### What is expected
Repeat all the records exactly, omitting pictures.

### Dataset content
-.-.-

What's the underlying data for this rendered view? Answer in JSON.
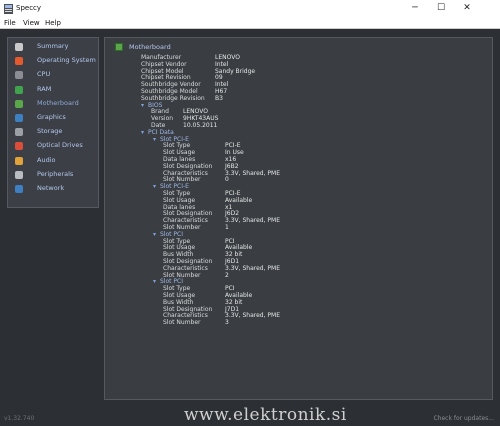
{
  "window": {
    "title": "Speccy",
    "minimize": "─",
    "maximize": "☐",
    "close": "✕"
  },
  "menu": [
    "File",
    "View",
    "Help"
  ],
  "sidebar": {
    "items": [
      {
        "label": "Summary",
        "icon": "summary-icon",
        "color": "#c9c9c9"
      },
      {
        "label": "Operating System",
        "icon": "windows-icon",
        "color": "#e45a2c"
      },
      {
        "label": "CPU",
        "icon": "cpu-icon",
        "color": "#8a8d91"
      },
      {
        "label": "RAM",
        "icon": "ram-icon",
        "color": "#3fa34d"
      },
      {
        "label": "Motherboard",
        "icon": "motherboard-icon",
        "color": "#5aa64b"
      },
      {
        "label": "Graphics",
        "icon": "graphics-icon",
        "color": "#3d7fc1"
      },
      {
        "label": "Storage",
        "icon": "storage-icon",
        "color": "#9aa0a6"
      },
      {
        "label": "Optical Drives",
        "icon": "optical-drive-icon",
        "color": "#d94e3a"
      },
      {
        "label": "Audio",
        "icon": "audio-icon",
        "color": "#e1a23a"
      },
      {
        "label": "Peripherals",
        "icon": "peripherals-icon",
        "color": "#b9bcc0"
      },
      {
        "label": "Network",
        "icon": "network-icon",
        "color": "#3d7fc1"
      }
    ],
    "selected_index": 4
  },
  "main": {
    "section_title": "Motherboard",
    "props": [
      {
        "k": "Manufacturer",
        "v": "LENOVO"
      },
      {
        "k": "Chipset Vendor",
        "v": "Intel"
      },
      {
        "k": "Chipset Model",
        "v": "Sandy Bridge"
      },
      {
        "k": "Chipset Revision",
        "v": "09"
      },
      {
        "k": "Southbridge Vendor",
        "v": "Intel"
      },
      {
        "k": "Southbridge Model",
        "v": "H67"
      },
      {
        "k": "Southbridge Revision",
        "v": "B3"
      }
    ],
    "bios": {
      "label": "BIOS",
      "rows": [
        {
          "k": "Brand",
          "v": "LENOVO"
        },
        {
          "k": "Version",
          "v": "9HKT43AUS"
        },
        {
          "k": "Date",
          "v": "10.05.2011"
        }
      ]
    },
    "pci": {
      "label": "PCI Data",
      "slots": [
        {
          "label": "Slot PCI-E",
          "rows": [
            {
              "k": "Slot Type",
              "v": "PCI-E"
            },
            {
              "k": "Slot Usage",
              "v": "In Use"
            },
            {
              "k": "Data lanes",
              "v": "x16"
            },
            {
              "k": "Slot Designation",
              "v": "J6B2"
            },
            {
              "k": "Characteristics",
              "v": "3.3V, Shared, PME"
            },
            {
              "k": "Slot Number",
              "v": "0"
            }
          ]
        },
        {
          "label": "Slot PCI-E",
          "rows": [
            {
              "k": "Slot Type",
              "v": "PCI-E"
            },
            {
              "k": "Slot Usage",
              "v": "Available"
            },
            {
              "k": "Data lanes",
              "v": "x1"
            },
            {
              "k": "Slot Designation",
              "v": "J6D2"
            },
            {
              "k": "Characteristics",
              "v": "3.3V, Shared, PME"
            },
            {
              "k": "Slot Number",
              "v": "1"
            }
          ]
        },
        {
          "label": "Slot PCI",
          "rows": [
            {
              "k": "Slot Type",
              "v": "PCI"
            },
            {
              "k": "Slot Usage",
              "v": "Available"
            },
            {
              "k": "Bus Width",
              "v": "32 bit"
            },
            {
              "k": "Slot Designation",
              "v": "J6D1"
            },
            {
              "k": "Characteristics",
              "v": "3.3V, Shared, PME"
            },
            {
              "k": "Slot Number",
              "v": "2"
            }
          ]
        },
        {
          "label": "Slot PCI",
          "rows": [
            {
              "k": "Slot Type",
              "v": "PCI"
            },
            {
              "k": "Slot Usage",
              "v": "Available"
            },
            {
              "k": "Bus Width",
              "v": "32 bit"
            },
            {
              "k": "Slot Designation",
              "v": "J7D1"
            },
            {
              "k": "Characteristics",
              "v": "3.3V, Shared, PME"
            },
            {
              "k": "Slot Number",
              "v": "3"
            }
          ]
        }
      ]
    }
  },
  "status": {
    "version": "v1.32.740",
    "right": "Check for updates...",
    "watermark": "www.elektronik.si"
  }
}
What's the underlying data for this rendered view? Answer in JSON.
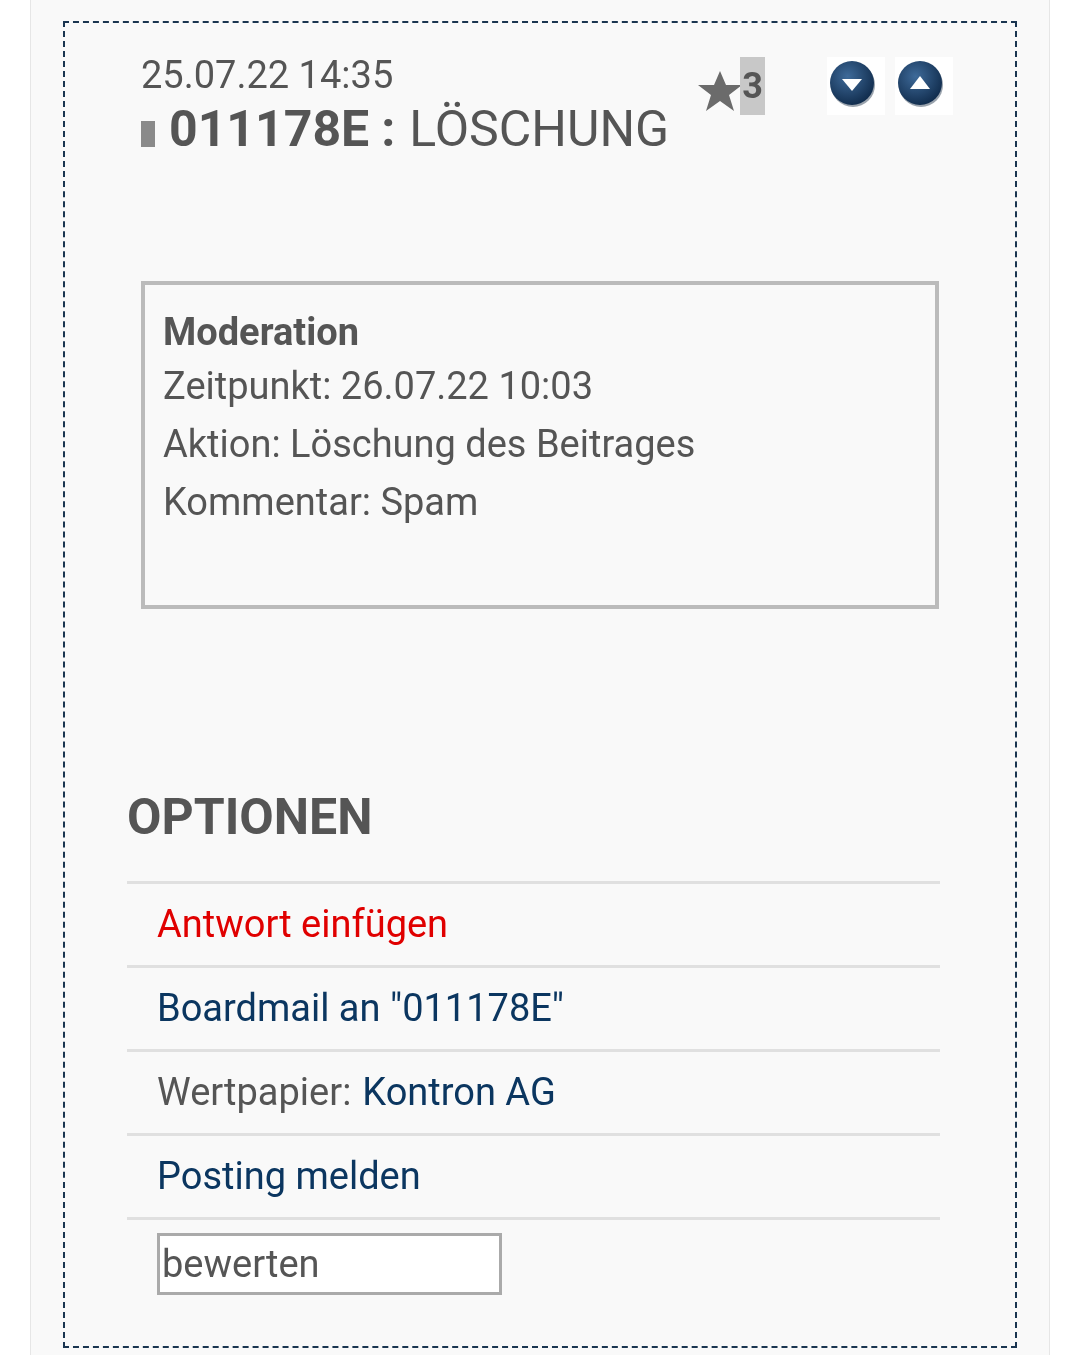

-.-.-

### Written solution
What's the underlying data for this rendered view? Answer in JSON.
{
  "window": {
    "title": "Speccy",
    "minimize": "─",
    "maximize": "☐",
    "close": "✕"
  },
  "menu": [
    "File",
    "View",
    "Help"
  ],
  "sidebar": {
    "items": [
      {
        "label": "Summary",
        "icon": "summary-icon",
        "color": "#c9c9c9"
      },
      {
        "label": "Operating System",
        "icon": "windows-icon",
        "color": "#e45a2c"
      },
      {
        "label": "CPU",
        "icon": "cpu-icon",
        "color": "#8a8d91"
      },
      {
        "label": "RAM",
        "icon": "ram-icon",
        "color": "#3fa34d"
      },
      {
        "label": "Motherboard",
        "icon": "motherboard-icon",
        "color": "#5aa64b"
      },
      {
        "label": "Graphics",
        "icon": "graphics-icon",
        "color": "#3d7fc1"
      },
      {
        "label": "Storage",
        "icon": "storage-icon",
        "color": "#9aa0a6"
      },
      {
        "label": "Optical Drives",
        "icon": "optical-drive-icon",
        "color": "#d94e3a"
      },
      {
        "label": "Audio",
        "icon": "audio-icon",
        "color": "#e1a23a"
      },
      {
        "label": "Peripherals",
        "icon": "peripherals-icon",
        "color": "#b9bcc0"
      },
      {
        "label": "Network",
        "icon": "network-icon",
        "color": "#3d7fc1"
      }
    ],
    "selected_index": 4
  },
  "main": {
    "section_title": "Motherboard",
    "props": [
      {
        "k": "Manufacturer",
        "v": "LENOVO"
      },
      {
        "k": "Chipset Vendor",
        "v": "Intel"
      },
      {
        "k": "Chipset Model",
        "v": "Sandy Bridge"
      },
      {
        "k": "Chipset Revision",
        "v": "09"
      },
      {
        "k": "Southbridge Vendor",
        "v": "Intel"
      },
      {
        "k": "Southbridge Model",
        "v": "H67"
      },
      {
        "k": "Southbridge Revision",
        "v": "B3"
      }
    ],
    "bios": {
      "label": "BIOS",
      "rows": [
        {
          "k": "Brand",
          "v": "LENOVO"
        },
        {
          "k": "Version",
          "v": "9HKT43AUS"
        },
        {
          "k": "Date",
          "v": "10.05.2011"
        }
      ]
    },
    "pci": {
      "label": "PCI Data",
      "slots": [
        {
          "label": "Slot PCI-E",
          "rows": [
            {
              "k": "Slot Type",
              "v": "PCI-E"
            },
            {
              "k": "Slot Usage",
              "v": "In Use"
            },
            {
              "k": "Data lanes",
              "v": "x16"
            },
            {
              "k": "Slot Designation",
              "v": "J6B2"
            },
            {
              "k": "Characteristics",
              "v": "3.3V, Shared, PME"
            },
            {
              "k": "Slot Number",
              "v": "0"
            }
          ]
        },
        {
          "label": "Slot PCI-E",
          "rows": [
            {
              "k": "Slot Type",
              "v": "PCI-E"
            },
            {
              "k": "Slot Usage",
              "v": "Available"
            },
            {
              "k": "Data lanes",
              "v": "x1"
            },
            {
              "k": "Slot Designation",
              "v": "J6D2"
            },
            {
              "k": "Characteristics",
              "v": "3.3V, Shared, PME"
            },
            {
              "k": "Slot Number",
              "v": "1"
            }
          ]
        },
        {
          "label": "Slot PCI",
          "rows": [
            {
              "k": "Slot Type",
              "v": "PCI"
            },
            {
              "k": "Slot Usage",
              "v": "Available"
            },
            {
              "k": "Bus Width",
              "v": "32 bit"
            },
            {
              "k": "Slot Designation",
              "v": "J6D1"
            },
            {
              "k": "Characteristics",
              "v": "3.3V, Shared, PME"
            },
            {
              "k": "Slot Number",
              "v": "2"
            }
          ]
        },
        {
          "label": "Slot PCI",
          "rows": [
            {
              "k": "Slot Type",
              "v": "PCI"
            },
            {
              "k": "Slot Usage",
              "v": "Available"
            },
            {
              "k": "Bus Width",
              "v": "32 bit"
            },
            {
              "k": "Slot Designation",
              "v": "J7D1"
            },
            {
              "k": "Characteristics",
              "v": "3.3V, Shared, PME"
            },
            {
              "k": "Slot Number",
              "v": "3"
            }
          ]
        }
      ]
    }
  },
  "status": {
    "version": "v1.32.740",
    "right": "Check for updates...",
    "watermark": "www.elektronik.si"
  }
}
What's the underlying data for this rendered view? Answer in JSON.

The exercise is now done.